start
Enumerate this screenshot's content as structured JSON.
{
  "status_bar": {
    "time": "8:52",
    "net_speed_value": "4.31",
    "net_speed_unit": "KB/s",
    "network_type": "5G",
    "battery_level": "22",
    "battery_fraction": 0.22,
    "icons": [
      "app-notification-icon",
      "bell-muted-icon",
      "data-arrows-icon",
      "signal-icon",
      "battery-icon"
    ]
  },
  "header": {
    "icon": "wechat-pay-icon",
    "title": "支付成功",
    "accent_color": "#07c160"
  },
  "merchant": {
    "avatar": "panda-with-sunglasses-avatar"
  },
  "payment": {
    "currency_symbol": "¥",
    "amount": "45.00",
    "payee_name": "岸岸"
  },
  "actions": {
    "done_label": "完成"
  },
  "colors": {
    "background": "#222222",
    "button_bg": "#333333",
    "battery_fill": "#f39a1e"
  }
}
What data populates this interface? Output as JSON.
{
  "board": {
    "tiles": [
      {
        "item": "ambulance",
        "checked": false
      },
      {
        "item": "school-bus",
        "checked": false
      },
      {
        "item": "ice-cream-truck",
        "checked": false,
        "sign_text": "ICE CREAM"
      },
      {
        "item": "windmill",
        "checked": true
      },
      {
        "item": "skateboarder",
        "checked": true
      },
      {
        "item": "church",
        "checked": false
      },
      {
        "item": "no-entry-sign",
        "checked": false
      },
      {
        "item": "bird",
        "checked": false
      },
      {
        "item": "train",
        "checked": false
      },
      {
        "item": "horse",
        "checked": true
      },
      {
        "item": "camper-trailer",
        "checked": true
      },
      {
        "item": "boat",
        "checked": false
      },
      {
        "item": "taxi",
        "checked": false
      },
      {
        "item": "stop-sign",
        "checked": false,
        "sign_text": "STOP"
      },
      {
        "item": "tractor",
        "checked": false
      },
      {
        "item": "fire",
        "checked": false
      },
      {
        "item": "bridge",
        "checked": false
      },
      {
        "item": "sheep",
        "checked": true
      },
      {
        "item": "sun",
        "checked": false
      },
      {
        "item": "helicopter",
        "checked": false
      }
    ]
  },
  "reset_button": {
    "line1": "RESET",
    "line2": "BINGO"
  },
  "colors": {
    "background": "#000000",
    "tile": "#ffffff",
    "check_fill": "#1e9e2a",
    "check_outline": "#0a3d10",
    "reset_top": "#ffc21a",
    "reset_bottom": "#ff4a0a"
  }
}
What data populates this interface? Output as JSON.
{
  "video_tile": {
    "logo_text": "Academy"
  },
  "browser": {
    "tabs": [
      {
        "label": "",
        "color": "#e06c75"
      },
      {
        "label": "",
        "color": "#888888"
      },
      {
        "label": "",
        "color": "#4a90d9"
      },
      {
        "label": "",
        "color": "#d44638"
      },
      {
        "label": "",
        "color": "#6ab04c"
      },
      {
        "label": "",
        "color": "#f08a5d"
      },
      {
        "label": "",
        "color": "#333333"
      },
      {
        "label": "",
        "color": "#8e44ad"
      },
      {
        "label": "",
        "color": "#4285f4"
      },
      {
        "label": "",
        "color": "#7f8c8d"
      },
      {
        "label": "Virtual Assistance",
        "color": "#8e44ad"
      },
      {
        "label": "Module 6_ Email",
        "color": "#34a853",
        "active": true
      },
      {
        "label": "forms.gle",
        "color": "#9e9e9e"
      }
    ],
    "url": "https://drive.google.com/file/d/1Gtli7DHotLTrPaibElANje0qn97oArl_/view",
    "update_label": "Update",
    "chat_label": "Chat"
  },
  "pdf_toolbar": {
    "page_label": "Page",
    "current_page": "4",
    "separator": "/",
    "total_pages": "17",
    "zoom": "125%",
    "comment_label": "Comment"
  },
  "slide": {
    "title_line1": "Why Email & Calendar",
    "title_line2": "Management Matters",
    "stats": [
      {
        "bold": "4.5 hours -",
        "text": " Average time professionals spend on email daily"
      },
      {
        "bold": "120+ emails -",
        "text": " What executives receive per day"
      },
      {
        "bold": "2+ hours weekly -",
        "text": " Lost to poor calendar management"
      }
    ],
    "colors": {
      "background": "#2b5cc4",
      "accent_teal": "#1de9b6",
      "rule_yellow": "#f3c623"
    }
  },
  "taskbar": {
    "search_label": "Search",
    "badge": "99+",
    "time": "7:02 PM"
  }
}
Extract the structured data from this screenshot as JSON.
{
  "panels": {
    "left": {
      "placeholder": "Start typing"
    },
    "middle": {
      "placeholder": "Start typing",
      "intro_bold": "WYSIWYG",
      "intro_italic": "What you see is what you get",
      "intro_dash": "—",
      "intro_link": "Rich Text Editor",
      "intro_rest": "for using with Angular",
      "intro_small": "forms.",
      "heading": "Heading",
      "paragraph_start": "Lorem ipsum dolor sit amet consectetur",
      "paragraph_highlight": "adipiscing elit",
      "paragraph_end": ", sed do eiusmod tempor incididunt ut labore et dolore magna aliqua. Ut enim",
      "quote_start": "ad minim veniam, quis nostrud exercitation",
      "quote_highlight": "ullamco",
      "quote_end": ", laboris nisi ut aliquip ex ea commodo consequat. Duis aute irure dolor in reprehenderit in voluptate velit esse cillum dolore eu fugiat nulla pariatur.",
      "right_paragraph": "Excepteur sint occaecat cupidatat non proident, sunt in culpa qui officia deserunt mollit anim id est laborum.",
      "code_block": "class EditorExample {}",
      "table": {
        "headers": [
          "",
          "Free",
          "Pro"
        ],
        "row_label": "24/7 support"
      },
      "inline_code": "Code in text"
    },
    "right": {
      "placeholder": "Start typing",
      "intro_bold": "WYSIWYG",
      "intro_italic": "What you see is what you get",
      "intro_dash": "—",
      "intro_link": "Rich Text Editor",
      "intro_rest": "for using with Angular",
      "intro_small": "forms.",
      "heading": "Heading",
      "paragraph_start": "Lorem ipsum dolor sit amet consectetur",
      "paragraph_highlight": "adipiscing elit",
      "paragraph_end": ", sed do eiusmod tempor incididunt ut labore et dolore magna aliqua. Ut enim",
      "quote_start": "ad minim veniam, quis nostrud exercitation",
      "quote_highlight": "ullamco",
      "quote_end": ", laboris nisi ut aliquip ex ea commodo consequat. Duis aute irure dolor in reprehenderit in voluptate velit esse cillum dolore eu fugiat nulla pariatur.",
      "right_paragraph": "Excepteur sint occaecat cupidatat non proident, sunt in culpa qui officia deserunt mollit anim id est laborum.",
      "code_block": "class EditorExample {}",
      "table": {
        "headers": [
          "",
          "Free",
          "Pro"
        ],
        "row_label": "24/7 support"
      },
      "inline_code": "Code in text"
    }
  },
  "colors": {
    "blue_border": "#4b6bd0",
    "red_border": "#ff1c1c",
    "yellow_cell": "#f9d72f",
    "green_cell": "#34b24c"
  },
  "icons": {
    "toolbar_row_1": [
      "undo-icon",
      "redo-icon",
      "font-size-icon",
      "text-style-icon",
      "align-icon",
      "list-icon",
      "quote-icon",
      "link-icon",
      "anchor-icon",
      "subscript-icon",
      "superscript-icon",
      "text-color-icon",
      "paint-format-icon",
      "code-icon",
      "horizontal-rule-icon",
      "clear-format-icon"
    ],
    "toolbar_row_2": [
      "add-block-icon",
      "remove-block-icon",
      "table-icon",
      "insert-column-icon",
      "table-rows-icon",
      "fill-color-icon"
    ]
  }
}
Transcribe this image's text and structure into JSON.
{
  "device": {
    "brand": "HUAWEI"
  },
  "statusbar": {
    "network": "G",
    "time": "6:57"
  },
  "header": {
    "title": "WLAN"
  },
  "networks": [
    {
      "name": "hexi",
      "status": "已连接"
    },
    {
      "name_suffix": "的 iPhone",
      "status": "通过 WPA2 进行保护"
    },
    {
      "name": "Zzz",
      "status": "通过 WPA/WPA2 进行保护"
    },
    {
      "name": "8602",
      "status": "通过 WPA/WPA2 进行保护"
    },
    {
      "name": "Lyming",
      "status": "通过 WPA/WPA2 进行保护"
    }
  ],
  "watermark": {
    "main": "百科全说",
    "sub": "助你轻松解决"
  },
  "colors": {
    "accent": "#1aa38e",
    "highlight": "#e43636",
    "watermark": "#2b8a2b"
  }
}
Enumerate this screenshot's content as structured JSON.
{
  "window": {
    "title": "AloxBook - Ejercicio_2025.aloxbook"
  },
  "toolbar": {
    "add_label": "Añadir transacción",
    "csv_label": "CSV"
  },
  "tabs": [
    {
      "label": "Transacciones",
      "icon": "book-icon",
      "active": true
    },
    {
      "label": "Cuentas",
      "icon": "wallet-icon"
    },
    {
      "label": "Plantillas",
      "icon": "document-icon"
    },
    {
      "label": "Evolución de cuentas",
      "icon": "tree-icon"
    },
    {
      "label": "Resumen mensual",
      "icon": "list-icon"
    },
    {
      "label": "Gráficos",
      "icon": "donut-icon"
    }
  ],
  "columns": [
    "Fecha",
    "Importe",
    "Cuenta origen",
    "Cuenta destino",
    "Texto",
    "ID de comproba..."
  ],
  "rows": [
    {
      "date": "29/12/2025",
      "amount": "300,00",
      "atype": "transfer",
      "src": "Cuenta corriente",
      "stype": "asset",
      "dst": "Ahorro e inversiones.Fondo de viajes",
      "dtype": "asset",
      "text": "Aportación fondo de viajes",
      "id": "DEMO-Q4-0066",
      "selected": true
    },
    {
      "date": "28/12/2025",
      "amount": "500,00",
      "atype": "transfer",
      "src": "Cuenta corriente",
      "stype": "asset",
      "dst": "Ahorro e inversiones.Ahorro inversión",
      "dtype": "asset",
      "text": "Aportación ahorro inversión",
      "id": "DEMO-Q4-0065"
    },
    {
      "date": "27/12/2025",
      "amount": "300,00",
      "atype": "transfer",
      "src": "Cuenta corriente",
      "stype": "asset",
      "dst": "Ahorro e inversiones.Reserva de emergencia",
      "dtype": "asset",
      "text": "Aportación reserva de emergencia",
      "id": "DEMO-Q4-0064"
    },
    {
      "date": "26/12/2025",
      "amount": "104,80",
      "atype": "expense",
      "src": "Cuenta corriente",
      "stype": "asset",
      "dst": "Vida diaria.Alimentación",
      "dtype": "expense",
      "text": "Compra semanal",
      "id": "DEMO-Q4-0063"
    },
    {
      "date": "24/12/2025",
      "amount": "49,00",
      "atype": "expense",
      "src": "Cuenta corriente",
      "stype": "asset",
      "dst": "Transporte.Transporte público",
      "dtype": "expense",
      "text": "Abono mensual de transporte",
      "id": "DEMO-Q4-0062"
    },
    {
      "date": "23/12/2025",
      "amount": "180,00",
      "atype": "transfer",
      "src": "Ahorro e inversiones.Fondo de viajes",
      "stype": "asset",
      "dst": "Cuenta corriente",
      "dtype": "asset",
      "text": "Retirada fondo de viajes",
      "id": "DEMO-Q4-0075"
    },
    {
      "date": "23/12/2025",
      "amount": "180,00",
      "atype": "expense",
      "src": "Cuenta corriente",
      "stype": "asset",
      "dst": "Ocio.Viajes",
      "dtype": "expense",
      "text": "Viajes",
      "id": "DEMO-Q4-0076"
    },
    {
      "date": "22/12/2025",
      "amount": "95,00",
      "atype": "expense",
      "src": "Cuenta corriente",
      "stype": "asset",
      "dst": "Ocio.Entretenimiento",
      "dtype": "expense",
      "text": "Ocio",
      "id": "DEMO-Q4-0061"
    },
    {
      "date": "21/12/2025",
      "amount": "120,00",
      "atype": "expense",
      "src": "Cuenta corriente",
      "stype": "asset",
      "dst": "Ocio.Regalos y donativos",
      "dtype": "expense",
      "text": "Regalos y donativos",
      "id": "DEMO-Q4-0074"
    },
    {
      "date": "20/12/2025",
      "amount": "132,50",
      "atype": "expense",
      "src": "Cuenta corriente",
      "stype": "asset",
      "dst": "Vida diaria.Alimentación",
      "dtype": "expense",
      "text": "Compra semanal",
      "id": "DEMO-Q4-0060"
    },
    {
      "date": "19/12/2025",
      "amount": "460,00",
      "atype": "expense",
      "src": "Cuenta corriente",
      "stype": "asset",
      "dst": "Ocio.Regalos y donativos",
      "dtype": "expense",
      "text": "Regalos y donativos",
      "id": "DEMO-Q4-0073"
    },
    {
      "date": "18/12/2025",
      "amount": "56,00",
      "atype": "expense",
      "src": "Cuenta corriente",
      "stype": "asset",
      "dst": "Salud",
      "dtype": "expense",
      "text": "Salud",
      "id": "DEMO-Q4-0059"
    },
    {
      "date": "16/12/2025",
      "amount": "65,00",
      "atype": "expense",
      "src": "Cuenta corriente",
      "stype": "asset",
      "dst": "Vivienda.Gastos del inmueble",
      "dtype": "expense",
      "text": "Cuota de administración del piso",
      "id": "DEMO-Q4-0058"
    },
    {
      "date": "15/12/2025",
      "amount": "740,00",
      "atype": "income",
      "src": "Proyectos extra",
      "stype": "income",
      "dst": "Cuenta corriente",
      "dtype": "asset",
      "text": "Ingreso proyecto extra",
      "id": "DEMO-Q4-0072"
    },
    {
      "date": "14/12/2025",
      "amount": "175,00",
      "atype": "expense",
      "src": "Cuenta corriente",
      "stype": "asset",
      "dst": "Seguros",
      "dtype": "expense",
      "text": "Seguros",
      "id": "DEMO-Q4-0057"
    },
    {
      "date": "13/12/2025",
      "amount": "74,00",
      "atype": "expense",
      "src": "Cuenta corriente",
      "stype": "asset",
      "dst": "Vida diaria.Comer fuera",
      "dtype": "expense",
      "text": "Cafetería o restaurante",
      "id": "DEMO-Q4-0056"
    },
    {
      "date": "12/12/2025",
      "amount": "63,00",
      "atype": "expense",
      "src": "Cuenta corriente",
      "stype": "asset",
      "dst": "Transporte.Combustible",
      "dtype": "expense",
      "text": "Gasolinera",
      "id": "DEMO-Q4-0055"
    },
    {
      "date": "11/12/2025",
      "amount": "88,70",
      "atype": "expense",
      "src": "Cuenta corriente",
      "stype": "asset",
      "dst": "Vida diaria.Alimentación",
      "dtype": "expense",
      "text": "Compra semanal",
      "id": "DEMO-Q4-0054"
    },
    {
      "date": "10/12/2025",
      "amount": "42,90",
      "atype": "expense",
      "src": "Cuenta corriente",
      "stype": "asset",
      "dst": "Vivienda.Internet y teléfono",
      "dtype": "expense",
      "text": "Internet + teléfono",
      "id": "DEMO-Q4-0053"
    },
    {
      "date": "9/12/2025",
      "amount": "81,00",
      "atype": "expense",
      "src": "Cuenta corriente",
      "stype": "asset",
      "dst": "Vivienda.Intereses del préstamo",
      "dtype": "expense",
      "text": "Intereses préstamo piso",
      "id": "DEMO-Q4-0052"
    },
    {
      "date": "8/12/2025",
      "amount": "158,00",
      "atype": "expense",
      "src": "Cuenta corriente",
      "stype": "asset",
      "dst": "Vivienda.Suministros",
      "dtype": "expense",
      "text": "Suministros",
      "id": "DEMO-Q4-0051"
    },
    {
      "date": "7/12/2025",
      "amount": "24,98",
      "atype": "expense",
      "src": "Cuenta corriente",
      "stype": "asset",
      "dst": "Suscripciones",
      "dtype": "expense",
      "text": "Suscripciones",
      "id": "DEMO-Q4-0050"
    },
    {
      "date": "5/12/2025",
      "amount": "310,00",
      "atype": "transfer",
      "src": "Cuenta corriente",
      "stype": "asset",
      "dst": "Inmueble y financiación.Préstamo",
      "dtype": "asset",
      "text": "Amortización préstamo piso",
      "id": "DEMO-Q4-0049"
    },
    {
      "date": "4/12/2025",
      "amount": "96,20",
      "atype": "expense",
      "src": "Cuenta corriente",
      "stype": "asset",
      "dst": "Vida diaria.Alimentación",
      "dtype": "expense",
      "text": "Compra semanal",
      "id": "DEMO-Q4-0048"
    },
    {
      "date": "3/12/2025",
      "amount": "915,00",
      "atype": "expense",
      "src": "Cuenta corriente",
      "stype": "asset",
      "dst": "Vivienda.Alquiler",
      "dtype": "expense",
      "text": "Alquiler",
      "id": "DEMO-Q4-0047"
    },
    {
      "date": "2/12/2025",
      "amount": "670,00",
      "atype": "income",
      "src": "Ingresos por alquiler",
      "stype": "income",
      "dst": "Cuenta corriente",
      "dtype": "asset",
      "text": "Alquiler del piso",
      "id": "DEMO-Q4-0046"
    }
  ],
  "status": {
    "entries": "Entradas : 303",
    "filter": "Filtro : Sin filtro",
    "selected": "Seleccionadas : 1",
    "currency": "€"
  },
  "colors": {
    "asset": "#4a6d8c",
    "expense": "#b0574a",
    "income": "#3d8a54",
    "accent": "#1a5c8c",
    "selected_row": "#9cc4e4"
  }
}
end
# Task directions:
Across the material above, count every line holding "inversiones" and write down only the number.

# Answer for this exercise:
4